====== DATA RECORDS ======

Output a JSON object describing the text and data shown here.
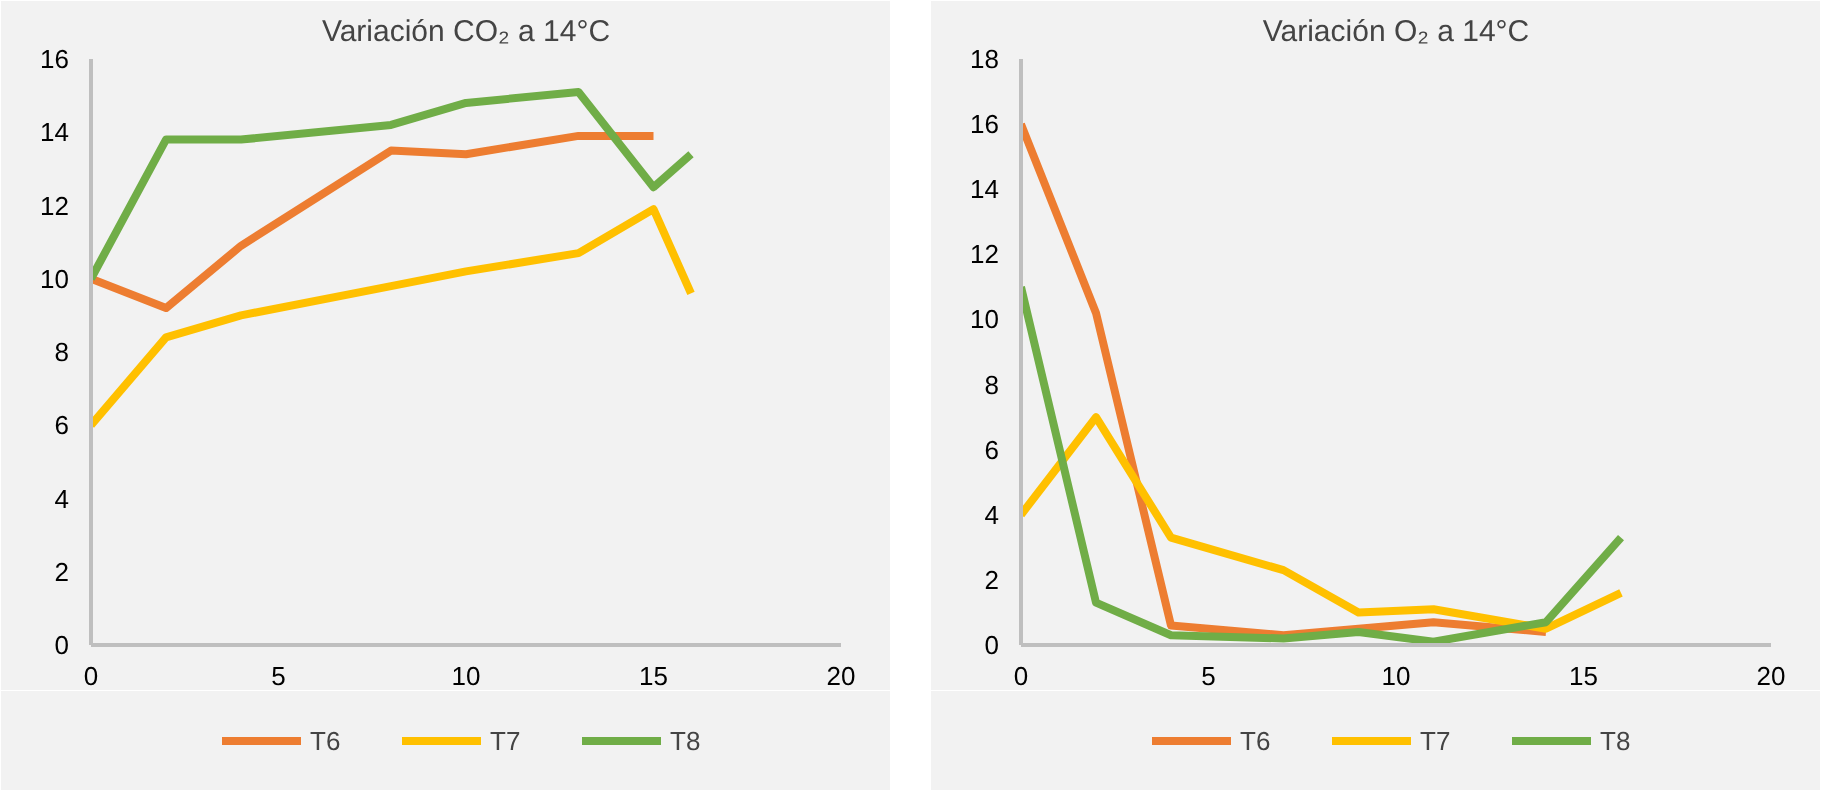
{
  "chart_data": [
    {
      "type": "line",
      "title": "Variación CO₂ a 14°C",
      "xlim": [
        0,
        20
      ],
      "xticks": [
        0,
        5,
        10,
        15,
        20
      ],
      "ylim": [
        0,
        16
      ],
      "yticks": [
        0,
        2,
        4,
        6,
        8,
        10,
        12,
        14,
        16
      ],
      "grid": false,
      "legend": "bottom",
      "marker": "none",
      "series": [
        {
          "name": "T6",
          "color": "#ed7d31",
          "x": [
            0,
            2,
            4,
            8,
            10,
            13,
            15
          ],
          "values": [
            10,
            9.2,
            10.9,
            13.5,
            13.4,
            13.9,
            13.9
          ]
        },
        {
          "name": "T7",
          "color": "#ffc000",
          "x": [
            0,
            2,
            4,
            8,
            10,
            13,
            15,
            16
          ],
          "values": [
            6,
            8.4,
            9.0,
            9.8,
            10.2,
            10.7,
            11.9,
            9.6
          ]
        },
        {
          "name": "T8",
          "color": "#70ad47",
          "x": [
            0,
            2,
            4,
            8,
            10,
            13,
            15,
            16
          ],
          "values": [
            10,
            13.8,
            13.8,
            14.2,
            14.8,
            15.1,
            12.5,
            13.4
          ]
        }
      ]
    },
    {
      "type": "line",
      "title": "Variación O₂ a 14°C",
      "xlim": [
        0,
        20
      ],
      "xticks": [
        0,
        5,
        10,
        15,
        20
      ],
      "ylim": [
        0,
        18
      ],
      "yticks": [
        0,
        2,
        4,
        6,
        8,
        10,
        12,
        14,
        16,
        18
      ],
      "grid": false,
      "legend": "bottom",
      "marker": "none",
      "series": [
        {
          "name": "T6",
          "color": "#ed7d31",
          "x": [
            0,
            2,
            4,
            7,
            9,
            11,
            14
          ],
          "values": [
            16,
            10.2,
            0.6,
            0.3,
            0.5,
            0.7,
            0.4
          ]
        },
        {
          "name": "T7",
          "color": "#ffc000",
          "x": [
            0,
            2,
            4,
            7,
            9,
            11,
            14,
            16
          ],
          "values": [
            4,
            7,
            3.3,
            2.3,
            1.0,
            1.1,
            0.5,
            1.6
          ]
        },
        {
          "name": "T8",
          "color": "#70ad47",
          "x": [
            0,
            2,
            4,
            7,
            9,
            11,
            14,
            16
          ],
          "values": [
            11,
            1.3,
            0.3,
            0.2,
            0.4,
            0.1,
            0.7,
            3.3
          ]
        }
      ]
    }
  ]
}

======

TASK INSTRUCTIONS:
Omitting all images, print the listing exactly.

WRITTEN SOLUTION:
Output a JSON object describing the text and data shown here.
{
  "chart_data": [
    {
      "type": "line",
      "title": "Variación CO₂ a 14°C",
      "xlim": [
        0,
        20
      ],
      "xticks": [
        0,
        5,
        10,
        15,
        20
      ],
      "ylim": [
        0,
        16
      ],
      "yticks": [
        0,
        2,
        4,
        6,
        8,
        10,
        12,
        14,
        16
      ],
      "grid": false,
      "legend": "bottom",
      "marker": "none",
      "series": [
        {
          "name": "T6",
          "color": "#ed7d31",
          "x": [
            0,
            2,
            4,
            8,
            10,
            13,
            15
          ],
          "values": [
            10,
            9.2,
            10.9,
            13.5,
            13.4,
            13.9,
            13.9
          ]
        },
        {
          "name": "T7",
          "color": "#ffc000",
          "x": [
            0,
            2,
            4,
            8,
            10,
            13,
            15,
            16
          ],
          "values": [
            6,
            8.4,
            9.0,
            9.8,
            10.2,
            10.7,
            11.9,
            9.6
          ]
        },
        {
          "name": "T8",
          "color": "#70ad47",
          "x": [
            0,
            2,
            4,
            8,
            10,
            13,
            15,
            16
          ],
          "values": [
            10,
            13.8,
            13.8,
            14.2,
            14.8,
            15.1,
            12.5,
            13.4
          ]
        }
      ]
    },
    {
      "type": "line",
      "title": "Variación O₂ a 14°C",
      "xlim": [
        0,
        20
      ],
      "xticks": [
        0,
        5,
        10,
        15,
        20
      ],
      "ylim": [
        0,
        18
      ],
      "yticks": [
        0,
        2,
        4,
        6,
        8,
        10,
        12,
        14,
        16,
        18
      ],
      "grid": false,
      "legend": "bottom",
      "marker": "none",
      "series": [
        {
          "name": "T6",
          "color": "#ed7d31",
          "x": [
            0,
            2,
            4,
            7,
            9,
            11,
            14
          ],
          "values": [
            16,
            10.2,
            0.6,
            0.3,
            0.5,
            0.7,
            0.4
          ]
        },
        {
          "name": "T7",
          "color": "#ffc000",
          "x": [
            0,
            2,
            4,
            7,
            9,
            11,
            14,
            16
          ],
          "values": [
            4,
            7,
            3.3,
            2.3,
            1.0,
            1.1,
            0.5,
            1.6
          ]
        },
        {
          "name": "T8",
          "color": "#70ad47",
          "x": [
            0,
            2,
            4,
            7,
            9,
            11,
            14,
            16
          ],
          "values": [
            11,
            1.3,
            0.3,
            0.2,
            0.4,
            0.1,
            0.7,
            3.3
          ]
        }
      ]
    }
  ]
}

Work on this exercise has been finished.